(Extracted data entries)
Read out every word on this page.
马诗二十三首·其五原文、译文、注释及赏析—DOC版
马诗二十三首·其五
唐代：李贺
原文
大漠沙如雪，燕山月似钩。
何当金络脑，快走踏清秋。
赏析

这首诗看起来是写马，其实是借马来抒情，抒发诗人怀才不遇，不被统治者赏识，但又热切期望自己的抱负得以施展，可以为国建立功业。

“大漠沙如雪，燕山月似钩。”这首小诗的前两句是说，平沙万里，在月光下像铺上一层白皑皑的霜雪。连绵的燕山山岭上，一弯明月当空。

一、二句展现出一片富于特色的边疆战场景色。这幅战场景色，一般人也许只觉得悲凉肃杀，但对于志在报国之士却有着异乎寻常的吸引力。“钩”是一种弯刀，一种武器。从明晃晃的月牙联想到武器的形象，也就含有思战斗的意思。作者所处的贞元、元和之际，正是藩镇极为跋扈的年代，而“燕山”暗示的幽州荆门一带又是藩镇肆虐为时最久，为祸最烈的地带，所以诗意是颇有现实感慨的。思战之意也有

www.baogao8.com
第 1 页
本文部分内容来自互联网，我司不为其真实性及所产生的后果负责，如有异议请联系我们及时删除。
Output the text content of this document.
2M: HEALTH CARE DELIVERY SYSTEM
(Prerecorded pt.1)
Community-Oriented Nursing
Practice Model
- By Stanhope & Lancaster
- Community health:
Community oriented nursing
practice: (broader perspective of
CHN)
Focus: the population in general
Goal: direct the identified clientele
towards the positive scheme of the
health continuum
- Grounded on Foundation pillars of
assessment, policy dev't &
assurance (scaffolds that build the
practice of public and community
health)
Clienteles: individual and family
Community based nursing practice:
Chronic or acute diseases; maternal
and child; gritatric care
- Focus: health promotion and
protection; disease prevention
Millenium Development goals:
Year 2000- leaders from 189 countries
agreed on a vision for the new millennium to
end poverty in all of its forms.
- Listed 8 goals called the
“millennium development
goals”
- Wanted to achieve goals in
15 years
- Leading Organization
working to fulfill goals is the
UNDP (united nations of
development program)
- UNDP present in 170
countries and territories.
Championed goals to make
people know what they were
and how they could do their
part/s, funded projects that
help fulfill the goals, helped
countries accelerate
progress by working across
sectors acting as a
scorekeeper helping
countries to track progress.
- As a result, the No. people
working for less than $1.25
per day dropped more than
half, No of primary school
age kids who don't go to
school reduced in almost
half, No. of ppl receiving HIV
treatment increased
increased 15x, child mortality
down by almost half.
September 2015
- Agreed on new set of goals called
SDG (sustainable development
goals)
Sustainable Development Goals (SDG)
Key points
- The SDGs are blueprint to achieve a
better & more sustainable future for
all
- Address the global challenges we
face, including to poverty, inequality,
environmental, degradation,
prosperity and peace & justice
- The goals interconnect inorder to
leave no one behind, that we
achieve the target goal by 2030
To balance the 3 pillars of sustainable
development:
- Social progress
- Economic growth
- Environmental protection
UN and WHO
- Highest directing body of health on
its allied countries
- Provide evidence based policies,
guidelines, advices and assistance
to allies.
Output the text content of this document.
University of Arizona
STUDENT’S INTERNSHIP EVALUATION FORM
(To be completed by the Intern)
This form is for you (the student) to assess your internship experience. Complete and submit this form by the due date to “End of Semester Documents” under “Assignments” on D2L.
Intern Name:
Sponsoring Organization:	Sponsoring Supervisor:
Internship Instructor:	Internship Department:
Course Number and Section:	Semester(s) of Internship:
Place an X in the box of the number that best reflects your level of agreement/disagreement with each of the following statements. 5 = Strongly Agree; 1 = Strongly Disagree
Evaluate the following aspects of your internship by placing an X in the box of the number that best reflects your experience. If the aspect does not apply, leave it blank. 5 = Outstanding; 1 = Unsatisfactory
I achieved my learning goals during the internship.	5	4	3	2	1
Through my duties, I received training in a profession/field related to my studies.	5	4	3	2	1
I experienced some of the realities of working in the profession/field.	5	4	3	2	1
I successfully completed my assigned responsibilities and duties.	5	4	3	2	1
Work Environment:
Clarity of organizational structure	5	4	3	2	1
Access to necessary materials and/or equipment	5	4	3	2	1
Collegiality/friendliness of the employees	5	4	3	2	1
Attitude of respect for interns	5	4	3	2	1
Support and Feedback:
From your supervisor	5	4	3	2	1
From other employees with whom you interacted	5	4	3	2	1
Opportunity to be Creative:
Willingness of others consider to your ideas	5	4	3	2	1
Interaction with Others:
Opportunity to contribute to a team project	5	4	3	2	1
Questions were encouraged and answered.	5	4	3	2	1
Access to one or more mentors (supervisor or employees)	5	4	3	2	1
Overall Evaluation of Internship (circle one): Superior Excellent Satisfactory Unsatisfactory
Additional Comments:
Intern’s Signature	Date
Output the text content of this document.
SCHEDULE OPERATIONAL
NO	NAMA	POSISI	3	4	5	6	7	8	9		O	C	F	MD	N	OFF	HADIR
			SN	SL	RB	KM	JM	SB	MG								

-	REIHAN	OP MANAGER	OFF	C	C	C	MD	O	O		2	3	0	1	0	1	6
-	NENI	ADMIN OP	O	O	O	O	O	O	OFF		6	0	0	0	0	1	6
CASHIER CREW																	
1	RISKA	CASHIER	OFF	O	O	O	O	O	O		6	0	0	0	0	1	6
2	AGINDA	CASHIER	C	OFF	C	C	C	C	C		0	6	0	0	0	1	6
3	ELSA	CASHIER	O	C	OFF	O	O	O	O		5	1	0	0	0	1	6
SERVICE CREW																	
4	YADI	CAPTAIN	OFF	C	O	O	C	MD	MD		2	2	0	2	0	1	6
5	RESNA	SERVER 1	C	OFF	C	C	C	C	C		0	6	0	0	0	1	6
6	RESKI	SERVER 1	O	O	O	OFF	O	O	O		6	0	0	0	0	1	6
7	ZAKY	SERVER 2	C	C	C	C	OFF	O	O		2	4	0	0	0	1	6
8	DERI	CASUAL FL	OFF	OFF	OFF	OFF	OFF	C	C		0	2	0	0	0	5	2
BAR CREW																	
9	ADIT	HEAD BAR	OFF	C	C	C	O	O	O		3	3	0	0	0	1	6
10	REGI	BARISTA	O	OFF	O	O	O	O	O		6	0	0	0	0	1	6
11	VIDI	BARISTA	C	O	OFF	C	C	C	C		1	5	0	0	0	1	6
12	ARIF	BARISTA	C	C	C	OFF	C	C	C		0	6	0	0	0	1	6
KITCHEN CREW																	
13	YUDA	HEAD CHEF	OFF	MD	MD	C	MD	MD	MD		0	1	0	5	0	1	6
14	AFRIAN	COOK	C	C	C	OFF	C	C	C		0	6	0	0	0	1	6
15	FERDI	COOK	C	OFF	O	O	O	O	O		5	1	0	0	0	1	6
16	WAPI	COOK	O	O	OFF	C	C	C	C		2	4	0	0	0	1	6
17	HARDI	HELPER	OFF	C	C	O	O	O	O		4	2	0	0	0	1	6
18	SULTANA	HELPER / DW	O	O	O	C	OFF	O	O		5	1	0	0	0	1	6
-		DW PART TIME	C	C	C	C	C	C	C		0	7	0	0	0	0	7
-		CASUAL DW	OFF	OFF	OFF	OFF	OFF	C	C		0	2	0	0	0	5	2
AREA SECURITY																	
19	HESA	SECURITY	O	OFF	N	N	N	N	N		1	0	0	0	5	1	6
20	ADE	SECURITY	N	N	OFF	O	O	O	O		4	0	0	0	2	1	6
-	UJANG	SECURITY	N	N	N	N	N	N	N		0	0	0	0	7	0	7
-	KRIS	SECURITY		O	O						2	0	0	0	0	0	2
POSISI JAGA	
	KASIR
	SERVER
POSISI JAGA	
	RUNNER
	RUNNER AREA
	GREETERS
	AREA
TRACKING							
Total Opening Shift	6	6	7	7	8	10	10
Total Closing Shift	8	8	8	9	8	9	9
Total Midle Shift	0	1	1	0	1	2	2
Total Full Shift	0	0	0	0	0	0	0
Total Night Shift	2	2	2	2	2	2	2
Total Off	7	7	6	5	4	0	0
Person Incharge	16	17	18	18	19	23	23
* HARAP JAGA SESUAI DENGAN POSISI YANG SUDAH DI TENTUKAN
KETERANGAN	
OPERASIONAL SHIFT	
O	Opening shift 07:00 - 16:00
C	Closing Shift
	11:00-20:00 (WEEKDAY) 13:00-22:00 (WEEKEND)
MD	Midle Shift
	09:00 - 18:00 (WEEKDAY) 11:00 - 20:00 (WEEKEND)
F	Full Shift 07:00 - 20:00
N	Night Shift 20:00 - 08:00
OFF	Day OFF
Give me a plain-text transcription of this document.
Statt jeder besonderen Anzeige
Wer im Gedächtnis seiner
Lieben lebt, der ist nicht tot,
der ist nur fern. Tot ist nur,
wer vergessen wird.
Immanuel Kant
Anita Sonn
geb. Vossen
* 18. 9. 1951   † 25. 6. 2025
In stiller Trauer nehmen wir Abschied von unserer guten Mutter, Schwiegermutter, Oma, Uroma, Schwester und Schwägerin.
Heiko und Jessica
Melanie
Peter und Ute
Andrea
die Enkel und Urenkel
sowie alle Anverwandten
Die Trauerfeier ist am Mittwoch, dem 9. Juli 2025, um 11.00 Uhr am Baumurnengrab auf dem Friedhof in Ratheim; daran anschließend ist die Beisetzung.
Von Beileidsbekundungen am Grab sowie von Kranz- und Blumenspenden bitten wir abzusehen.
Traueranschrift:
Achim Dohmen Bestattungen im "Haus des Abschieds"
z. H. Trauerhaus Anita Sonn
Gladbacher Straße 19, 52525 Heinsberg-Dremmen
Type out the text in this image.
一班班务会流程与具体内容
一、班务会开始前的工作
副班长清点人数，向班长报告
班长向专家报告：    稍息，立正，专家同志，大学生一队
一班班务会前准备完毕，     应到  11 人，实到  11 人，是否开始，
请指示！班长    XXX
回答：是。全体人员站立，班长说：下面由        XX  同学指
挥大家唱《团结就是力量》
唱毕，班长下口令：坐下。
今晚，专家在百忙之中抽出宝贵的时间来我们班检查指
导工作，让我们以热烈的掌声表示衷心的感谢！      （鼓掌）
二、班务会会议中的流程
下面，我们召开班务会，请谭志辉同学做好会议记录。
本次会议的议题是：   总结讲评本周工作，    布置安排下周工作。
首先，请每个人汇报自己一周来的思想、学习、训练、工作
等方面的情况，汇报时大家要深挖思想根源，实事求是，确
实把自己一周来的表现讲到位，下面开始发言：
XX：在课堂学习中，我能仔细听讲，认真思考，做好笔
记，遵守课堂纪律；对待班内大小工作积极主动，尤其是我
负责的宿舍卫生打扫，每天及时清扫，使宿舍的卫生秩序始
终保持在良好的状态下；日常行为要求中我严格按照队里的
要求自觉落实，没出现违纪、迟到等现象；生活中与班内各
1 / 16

### [GIVEN REQUEST]
Make a list of all lines in the data that contain "Sonn".

### [WRITTEN ANSWER]
Anita Sonn
z. H. Trauerhaus Anita Sonn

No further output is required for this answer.